Data items
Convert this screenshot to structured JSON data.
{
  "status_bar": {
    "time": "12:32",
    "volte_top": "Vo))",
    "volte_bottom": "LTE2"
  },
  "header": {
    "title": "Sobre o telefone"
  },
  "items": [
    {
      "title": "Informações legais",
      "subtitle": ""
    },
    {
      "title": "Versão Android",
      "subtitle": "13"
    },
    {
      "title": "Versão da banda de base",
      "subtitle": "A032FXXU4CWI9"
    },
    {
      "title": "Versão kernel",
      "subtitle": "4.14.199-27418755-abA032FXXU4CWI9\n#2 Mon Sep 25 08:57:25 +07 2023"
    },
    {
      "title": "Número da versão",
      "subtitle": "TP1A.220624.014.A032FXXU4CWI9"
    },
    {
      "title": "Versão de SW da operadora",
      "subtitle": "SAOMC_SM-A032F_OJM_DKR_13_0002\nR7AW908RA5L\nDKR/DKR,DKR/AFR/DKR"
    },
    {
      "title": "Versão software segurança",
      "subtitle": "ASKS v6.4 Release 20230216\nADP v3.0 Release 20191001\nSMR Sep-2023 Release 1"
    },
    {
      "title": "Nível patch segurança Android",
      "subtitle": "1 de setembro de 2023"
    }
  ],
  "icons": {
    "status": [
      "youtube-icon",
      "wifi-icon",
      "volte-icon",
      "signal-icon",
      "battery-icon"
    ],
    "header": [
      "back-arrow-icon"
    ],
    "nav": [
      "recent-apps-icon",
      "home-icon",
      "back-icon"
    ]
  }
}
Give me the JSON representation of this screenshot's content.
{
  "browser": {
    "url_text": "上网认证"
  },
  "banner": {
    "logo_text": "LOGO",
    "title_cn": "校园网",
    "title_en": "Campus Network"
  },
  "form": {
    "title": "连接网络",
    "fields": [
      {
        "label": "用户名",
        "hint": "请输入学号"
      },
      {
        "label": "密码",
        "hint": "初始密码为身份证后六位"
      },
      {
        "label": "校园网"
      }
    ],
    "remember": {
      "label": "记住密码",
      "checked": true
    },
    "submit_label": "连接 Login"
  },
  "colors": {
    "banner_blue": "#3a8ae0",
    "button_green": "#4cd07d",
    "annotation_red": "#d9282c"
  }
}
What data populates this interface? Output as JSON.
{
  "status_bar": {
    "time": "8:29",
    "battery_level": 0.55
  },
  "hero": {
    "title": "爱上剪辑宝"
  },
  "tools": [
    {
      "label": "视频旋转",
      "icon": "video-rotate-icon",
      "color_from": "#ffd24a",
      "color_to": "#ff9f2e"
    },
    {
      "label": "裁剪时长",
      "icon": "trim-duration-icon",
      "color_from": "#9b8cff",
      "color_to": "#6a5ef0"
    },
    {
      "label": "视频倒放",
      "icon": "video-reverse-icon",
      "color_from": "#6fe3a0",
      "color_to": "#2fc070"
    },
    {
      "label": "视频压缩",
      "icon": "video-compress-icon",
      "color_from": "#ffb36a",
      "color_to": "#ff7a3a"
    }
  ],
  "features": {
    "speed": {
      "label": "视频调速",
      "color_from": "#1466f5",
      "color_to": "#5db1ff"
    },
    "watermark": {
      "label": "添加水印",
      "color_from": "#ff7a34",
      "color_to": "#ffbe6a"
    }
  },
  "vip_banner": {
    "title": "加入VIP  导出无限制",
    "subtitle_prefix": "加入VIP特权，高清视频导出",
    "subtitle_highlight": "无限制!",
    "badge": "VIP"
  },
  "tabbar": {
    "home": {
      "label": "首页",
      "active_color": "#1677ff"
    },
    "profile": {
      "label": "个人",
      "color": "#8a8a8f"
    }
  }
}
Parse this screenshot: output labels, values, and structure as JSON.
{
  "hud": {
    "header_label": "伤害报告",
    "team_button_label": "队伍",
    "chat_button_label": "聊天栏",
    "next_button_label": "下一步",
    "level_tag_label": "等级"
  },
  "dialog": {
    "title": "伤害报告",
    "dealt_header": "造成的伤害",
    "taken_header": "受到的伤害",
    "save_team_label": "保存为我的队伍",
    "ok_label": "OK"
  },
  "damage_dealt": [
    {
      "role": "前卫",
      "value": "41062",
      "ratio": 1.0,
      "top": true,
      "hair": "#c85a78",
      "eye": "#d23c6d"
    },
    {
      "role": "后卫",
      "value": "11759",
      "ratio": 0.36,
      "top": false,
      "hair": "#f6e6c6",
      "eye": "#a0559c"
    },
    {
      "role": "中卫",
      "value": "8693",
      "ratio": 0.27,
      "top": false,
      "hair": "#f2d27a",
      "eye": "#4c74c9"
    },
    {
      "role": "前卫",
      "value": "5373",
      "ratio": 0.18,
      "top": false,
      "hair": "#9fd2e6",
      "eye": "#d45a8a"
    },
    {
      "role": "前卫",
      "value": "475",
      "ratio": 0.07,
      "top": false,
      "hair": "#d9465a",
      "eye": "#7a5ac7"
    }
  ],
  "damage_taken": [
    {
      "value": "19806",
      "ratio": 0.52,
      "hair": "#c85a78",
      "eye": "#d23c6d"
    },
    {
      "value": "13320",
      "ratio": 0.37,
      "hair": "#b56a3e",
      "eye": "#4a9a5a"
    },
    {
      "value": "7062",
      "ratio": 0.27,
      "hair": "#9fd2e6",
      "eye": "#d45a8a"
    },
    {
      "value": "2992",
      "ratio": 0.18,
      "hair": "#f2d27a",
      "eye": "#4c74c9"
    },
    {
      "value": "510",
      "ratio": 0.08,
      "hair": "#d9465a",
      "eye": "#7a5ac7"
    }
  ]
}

To be done: For the listing above, identify each line bearing "JSON".

Answer to the exercise:
Convert this screenshot to structured JSON data.
Give me the JSON representation of this screenshot's content.
What data populates this interface? Output as JSON.
Parse this screenshot: output labels, values, and structure as JSON.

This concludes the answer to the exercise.